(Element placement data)
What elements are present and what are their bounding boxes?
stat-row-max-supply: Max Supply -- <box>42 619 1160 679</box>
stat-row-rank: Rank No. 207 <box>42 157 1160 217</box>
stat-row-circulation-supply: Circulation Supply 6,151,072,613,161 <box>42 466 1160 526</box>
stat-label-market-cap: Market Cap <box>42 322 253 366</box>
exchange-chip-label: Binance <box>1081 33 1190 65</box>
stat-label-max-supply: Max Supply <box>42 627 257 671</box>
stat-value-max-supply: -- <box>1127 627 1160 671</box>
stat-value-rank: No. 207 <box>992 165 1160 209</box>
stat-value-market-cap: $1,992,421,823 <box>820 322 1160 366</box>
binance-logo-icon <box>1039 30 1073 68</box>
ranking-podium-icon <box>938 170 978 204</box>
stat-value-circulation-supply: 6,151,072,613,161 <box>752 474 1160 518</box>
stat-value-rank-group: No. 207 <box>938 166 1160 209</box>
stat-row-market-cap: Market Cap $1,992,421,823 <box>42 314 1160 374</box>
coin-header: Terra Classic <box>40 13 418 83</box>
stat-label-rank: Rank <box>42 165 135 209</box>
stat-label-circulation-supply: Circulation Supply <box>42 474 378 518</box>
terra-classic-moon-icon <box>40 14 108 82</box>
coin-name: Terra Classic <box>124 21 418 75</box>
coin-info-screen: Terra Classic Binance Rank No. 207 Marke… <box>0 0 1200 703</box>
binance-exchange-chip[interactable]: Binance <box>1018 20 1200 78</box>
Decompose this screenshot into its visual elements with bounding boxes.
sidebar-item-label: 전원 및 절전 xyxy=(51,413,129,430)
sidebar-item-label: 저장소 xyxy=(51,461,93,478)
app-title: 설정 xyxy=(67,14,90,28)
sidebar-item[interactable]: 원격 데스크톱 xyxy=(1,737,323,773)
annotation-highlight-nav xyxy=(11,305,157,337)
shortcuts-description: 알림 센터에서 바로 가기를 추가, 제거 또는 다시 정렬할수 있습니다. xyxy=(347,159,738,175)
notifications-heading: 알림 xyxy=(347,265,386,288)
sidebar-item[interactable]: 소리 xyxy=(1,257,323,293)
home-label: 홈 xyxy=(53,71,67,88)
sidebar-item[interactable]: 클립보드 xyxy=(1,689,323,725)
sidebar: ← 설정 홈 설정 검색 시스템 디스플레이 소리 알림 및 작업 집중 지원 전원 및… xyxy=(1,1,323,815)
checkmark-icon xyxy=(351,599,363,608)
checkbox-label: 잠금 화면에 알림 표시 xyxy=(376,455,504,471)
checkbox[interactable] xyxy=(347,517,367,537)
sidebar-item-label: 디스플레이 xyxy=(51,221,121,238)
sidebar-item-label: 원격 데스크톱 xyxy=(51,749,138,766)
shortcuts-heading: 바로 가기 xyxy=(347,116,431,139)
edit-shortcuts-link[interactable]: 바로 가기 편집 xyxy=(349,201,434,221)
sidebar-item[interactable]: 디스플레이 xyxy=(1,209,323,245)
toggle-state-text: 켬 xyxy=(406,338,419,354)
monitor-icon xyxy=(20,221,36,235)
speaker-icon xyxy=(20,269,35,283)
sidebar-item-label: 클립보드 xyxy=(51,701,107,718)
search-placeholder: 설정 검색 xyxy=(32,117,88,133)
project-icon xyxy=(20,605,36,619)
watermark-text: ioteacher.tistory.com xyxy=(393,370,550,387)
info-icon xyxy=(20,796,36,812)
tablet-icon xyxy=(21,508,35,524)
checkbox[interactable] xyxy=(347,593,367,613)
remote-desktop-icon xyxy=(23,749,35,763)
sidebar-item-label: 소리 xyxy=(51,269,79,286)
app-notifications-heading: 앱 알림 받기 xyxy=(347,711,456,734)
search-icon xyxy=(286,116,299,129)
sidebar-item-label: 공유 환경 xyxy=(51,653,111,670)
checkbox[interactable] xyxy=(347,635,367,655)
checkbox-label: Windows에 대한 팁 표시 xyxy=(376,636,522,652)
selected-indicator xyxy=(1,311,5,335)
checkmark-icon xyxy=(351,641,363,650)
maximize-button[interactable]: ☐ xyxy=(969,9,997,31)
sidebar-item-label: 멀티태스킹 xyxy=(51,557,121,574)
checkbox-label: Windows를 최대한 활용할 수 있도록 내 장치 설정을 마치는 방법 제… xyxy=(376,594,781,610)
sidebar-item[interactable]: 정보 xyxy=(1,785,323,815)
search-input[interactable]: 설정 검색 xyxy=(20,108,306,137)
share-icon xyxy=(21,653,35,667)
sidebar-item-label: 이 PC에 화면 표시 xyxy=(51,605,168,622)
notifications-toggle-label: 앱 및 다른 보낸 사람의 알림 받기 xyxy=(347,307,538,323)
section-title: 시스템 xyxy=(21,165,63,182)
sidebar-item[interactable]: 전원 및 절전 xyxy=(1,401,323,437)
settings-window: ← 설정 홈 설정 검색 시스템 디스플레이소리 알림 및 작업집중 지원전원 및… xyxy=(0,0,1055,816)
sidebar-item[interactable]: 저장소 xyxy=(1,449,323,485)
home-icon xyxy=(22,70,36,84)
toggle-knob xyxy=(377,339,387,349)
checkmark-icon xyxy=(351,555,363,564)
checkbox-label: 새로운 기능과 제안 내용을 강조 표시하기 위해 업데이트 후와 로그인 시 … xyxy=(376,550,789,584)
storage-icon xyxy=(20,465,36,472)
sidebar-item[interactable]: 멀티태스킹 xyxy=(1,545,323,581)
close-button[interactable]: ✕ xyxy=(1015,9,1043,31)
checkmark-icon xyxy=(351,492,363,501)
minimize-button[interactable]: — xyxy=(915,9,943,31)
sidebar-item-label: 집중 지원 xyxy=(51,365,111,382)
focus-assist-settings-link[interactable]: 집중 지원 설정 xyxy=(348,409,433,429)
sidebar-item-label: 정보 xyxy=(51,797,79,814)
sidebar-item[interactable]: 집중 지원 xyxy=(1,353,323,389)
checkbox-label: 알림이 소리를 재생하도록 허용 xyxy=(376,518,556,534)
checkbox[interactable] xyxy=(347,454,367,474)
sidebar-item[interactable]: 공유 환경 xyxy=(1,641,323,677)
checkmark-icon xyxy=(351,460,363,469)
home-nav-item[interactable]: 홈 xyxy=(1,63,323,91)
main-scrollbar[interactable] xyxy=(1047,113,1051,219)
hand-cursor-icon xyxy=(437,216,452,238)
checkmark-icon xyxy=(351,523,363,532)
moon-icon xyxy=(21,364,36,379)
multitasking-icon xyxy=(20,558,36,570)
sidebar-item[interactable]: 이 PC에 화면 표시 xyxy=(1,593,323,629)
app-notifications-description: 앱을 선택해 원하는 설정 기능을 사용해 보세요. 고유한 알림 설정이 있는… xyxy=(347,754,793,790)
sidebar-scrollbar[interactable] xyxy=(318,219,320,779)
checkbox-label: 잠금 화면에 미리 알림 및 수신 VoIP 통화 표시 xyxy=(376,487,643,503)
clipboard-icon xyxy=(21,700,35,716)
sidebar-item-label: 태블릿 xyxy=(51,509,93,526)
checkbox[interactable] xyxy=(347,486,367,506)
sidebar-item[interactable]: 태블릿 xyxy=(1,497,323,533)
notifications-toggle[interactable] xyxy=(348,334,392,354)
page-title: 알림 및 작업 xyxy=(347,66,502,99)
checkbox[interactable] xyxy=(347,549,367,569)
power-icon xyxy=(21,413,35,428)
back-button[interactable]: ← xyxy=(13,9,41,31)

- [EXERCISE BRIEF]:
Can you render the rows from the start of the records through the line that contains "stat-row-market-cap: Market Cap" as a numbered list, leaving out any blank lines?

- [WRITTEN REPLY]:
1. What elements are present and what are their bounding boxes?
2. stat-row-max-supply: Max Supply -- <box>42 619 1160 679</box>
3. stat-row-rank: Rank No. 207 <box>42 157 1160 217</box>
4. stat-row-circulation-supply: Circulation Supply 6,151,072,613,161 <box>42 466 1160 526</box>
5. stat-label-market-cap: Market Cap <box>42 322 253 366</box>
6. exchange-chip-label: Binance <box>1081 33 1190 65</box>
7. stat-label-max-supply: Max Supply <box>42 627 257 671</box>
8. stat-value-max-supply: -- <box>1127 627 1160 671</box>
9. stat-value-rank: No. 207 <box>992 165 1160 209</box>
10. stat-value-market-cap: $1,992,421,823 <box>820 322 1160 366</box>
11. binance-logo-icon <box>1039 30 1073 68</box>
12. ranking-podium-icon <box>938 170 978 204</box>
13. stat-value-circulation-supply: 6,151,072,613,161 <box>752 474 1160 518</box>
14. stat-value-rank-group: No. 207 <box>938 166 1160 209</box>
15. stat-row-market-cap: Market Cap $1,992,421,823 <box>42 314 1160 374</box>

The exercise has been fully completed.